§ **Exercise details**
Out of the lines below, please list those that hold the string "chevron".

------------------------

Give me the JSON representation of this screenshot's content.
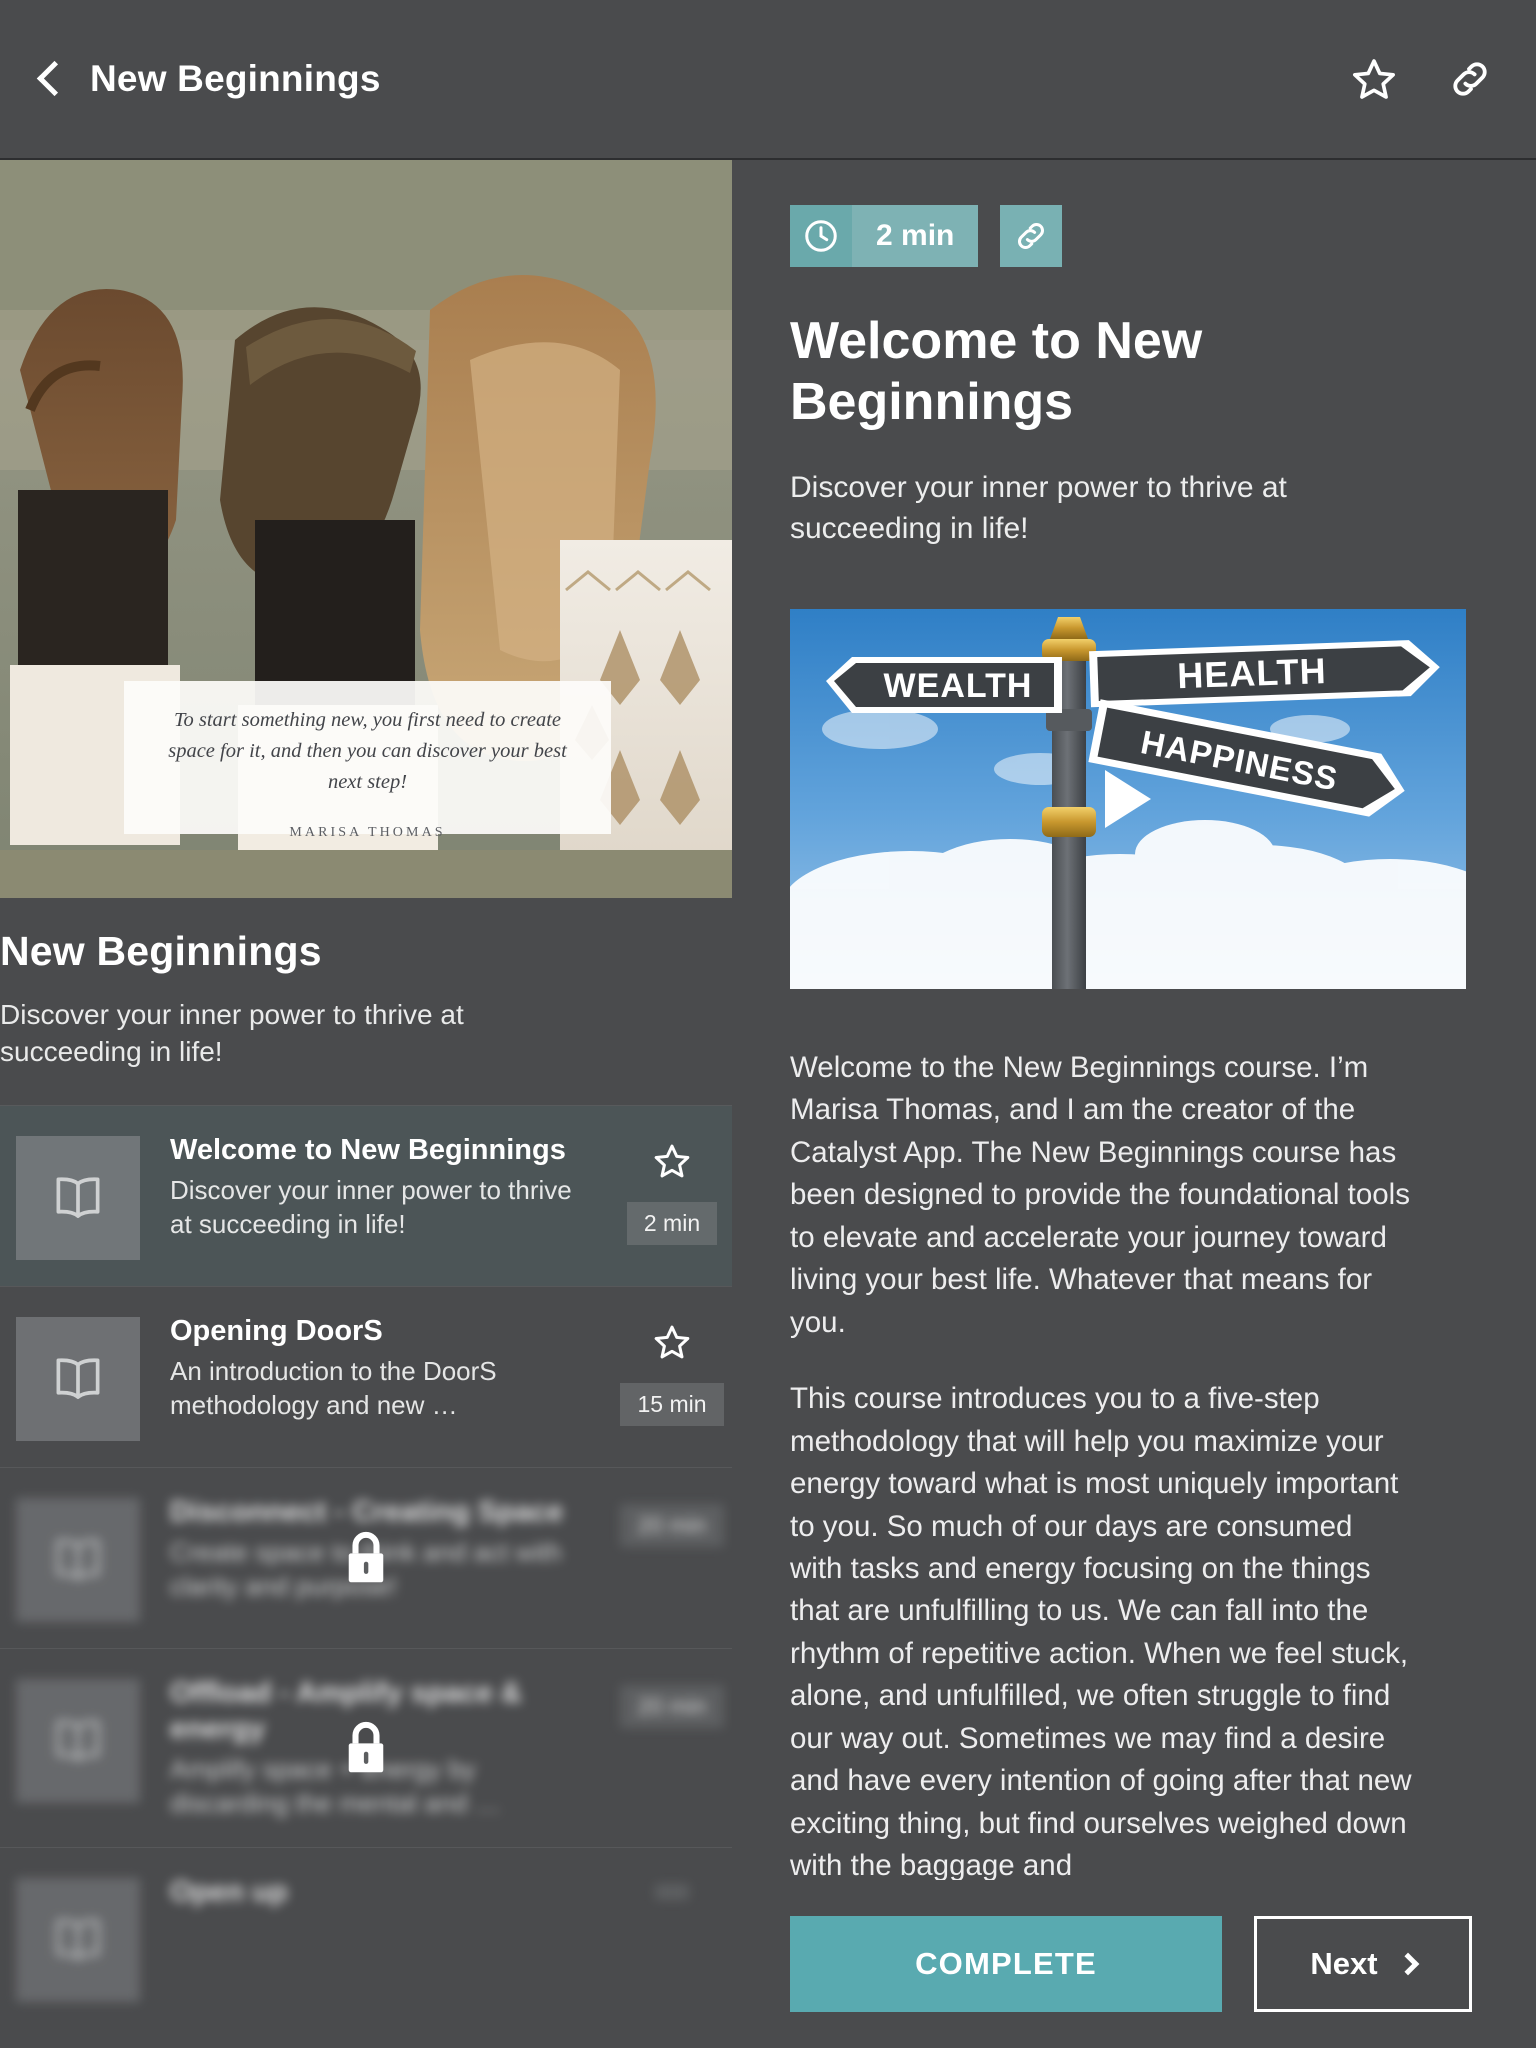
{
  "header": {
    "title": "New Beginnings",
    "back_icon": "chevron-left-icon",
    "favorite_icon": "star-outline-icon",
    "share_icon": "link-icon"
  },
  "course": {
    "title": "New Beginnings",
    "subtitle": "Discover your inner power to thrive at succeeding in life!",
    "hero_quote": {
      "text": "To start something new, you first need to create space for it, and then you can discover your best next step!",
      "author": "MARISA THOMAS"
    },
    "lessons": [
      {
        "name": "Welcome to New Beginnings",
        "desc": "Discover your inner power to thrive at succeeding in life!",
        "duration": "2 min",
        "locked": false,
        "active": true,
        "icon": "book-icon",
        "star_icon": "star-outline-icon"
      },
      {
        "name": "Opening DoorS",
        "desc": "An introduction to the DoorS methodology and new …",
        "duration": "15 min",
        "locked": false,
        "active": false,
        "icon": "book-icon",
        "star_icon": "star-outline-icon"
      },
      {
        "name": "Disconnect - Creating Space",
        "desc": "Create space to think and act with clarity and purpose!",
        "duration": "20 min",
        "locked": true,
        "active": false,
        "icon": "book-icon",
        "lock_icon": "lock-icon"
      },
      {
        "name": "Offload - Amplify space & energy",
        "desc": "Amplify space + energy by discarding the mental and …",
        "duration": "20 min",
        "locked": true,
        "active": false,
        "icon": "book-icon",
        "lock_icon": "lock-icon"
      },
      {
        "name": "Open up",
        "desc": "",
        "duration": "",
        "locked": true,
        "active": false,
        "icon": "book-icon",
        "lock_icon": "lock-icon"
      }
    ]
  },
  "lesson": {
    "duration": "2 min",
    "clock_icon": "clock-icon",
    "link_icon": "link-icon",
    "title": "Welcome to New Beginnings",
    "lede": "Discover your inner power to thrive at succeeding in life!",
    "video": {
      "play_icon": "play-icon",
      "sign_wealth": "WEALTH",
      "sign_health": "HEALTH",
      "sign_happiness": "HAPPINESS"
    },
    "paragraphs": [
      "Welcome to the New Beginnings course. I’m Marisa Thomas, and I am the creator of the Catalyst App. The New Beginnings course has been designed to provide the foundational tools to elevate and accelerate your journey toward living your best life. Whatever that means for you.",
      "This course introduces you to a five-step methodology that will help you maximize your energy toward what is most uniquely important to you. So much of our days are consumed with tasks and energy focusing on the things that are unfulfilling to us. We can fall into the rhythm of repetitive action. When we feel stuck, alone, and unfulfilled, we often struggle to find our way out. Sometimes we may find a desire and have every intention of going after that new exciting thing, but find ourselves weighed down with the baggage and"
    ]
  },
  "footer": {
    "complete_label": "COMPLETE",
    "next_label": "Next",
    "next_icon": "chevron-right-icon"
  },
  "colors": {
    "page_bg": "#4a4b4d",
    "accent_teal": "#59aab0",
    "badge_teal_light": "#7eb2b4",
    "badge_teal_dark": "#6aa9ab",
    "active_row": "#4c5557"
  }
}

------------------------

§ **Result of this exercise**
    "back_icon": "chevron-left-icon",
    "next_icon": "chevron-right-icon"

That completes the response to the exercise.